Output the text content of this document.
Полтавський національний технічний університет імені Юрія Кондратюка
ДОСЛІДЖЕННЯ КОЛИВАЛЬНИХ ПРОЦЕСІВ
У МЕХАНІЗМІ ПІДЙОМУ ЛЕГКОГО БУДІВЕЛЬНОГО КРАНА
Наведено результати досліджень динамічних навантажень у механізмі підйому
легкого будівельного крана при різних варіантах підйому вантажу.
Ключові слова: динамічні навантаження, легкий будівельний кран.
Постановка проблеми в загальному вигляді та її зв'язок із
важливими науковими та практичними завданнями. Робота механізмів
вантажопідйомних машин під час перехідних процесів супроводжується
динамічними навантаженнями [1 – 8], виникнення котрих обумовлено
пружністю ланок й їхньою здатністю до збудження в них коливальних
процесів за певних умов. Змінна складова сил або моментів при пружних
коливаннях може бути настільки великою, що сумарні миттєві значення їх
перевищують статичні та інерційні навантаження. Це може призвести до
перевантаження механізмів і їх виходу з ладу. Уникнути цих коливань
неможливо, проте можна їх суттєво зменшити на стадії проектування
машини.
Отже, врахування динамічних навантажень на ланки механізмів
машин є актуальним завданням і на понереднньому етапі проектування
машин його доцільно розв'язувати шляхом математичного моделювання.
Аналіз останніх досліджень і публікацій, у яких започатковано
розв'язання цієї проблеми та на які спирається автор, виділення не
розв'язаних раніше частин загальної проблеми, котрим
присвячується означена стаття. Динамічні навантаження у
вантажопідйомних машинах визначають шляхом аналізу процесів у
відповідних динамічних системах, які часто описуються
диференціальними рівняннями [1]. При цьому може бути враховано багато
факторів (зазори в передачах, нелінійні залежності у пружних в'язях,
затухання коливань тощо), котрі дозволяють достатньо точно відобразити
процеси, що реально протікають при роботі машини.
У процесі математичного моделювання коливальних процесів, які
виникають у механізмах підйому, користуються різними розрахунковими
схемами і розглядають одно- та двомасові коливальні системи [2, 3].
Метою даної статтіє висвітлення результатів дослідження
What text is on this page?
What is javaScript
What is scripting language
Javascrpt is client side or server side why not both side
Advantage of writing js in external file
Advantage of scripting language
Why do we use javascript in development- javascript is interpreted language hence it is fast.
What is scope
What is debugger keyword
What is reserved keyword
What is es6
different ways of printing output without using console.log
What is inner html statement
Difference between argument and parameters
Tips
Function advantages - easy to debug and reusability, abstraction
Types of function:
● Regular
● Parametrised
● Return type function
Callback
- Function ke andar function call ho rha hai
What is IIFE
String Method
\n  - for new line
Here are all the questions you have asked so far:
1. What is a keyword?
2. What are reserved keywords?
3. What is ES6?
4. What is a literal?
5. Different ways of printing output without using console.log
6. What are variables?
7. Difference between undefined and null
* * *
▶ **WHAT NEEDS TO BE DONE**
Each line above is to be repeated exactly.

▶ **TASK OUTPUT**
Output the text content of this document.
Полтавський національний технічний університет імені Юрія Кондратюка
ДОСЛІДЖЕННЯ КОЛИВАЛЬНИХ ПРОЦЕСІВ
У МЕХАНІЗМІ ПІДЙОМУ ЛЕГКОГО БУДІВЕЛЬНОГО КРАНА
Наведено результати досліджень динамічних навантажень у механізмі підйому
легкого будівельного крана при різних варіантах підйому вантажу.
Ключові слова: динамічні навантаження, легкий будівельний кран.
Постановка проблеми в загальному вигляді та її зв'язок із
важливими науковими та практичними завданнями. Робота механізмів
вантажопідйомних машин під час перехідних процесів супроводжується
динамічними навантаженнями [1 – 8], виникнення котрих обумовлено
пружністю ланок й їхньою здатністю до збудження в них коливальних
процесів за певних умов. Змінна складова сил або моментів при пружних
коливаннях може бути настільки великою, що сумарні миттєві значення їх
перевищують статичні та інерційні навантаження. Це може призвести до
перевантаження механізмів і їх виходу з ладу. Уникнути цих коливань
неможливо, проте можна їх суттєво зменшити на стадії проектування
машини.
Отже, врахування динамічних навантажень на ланки механізмів
машин є актуальним завданням і на понереднньому етапі проектування
машин його доцільно розв'язувати шляхом математичного моделювання.
Аналіз останніх досліджень і публікацій, у яких започатковано
розв'язання цієї проблеми та на які спирається автор, виділення не
розв'язаних раніше частин загальної проблеми, котрим
присвячується означена стаття. Динамічні навантаження у
вантажопідйомних машинах визначають шляхом аналізу процесів у
відповідних динамічних системах, які часто описуються
диференціальними рівняннями [1]. При цьому може бути враховано багато
факторів (зазори в передачах, нелінійні залежності у пружних в'язях,
затухання коливань тощо), котрі дозволяють достатньо точно відобразити
процеси, що реально протікають при роботі машини.
У процесі математичного моделювання коливальних процесів, які
виникають у механізмах підйому, користуються різними розрахунковими
схемами і розглядають одно- та двомасові коливальні системи [2, 3].
Метою даної статтіє висвітлення результатів дослідження
What text is on this page?
What is javaScript
What is scripting language
Javascrpt is client side or server side why not both side
Advantage of writing js in external file
Advantage of scripting language
Why do we use javascript in development- javascript is interpreted language hence it is fast.
What is scope
What is debugger keyword
What is reserved keyword
What is es6
different ways of printing output without using console.log
What is inner html statement
Difference between argument and parameters
Tips
Function advantages - easy to debug and reusability, abstraction
Types of function:
● Regular
● Parametrised
● Return type function
Callback
- Function ke andar function call ho rha hai
What is IIFE
String Method
\n  - for new line
Here are all the questions you have asked so far:
1. What is a keyword?
2. What are reserved keywords?
3. What is ES6?
4. What is a literal?
5. Different ways of printing output without using console.log
6. What are variables?
7. Difference between undefined and null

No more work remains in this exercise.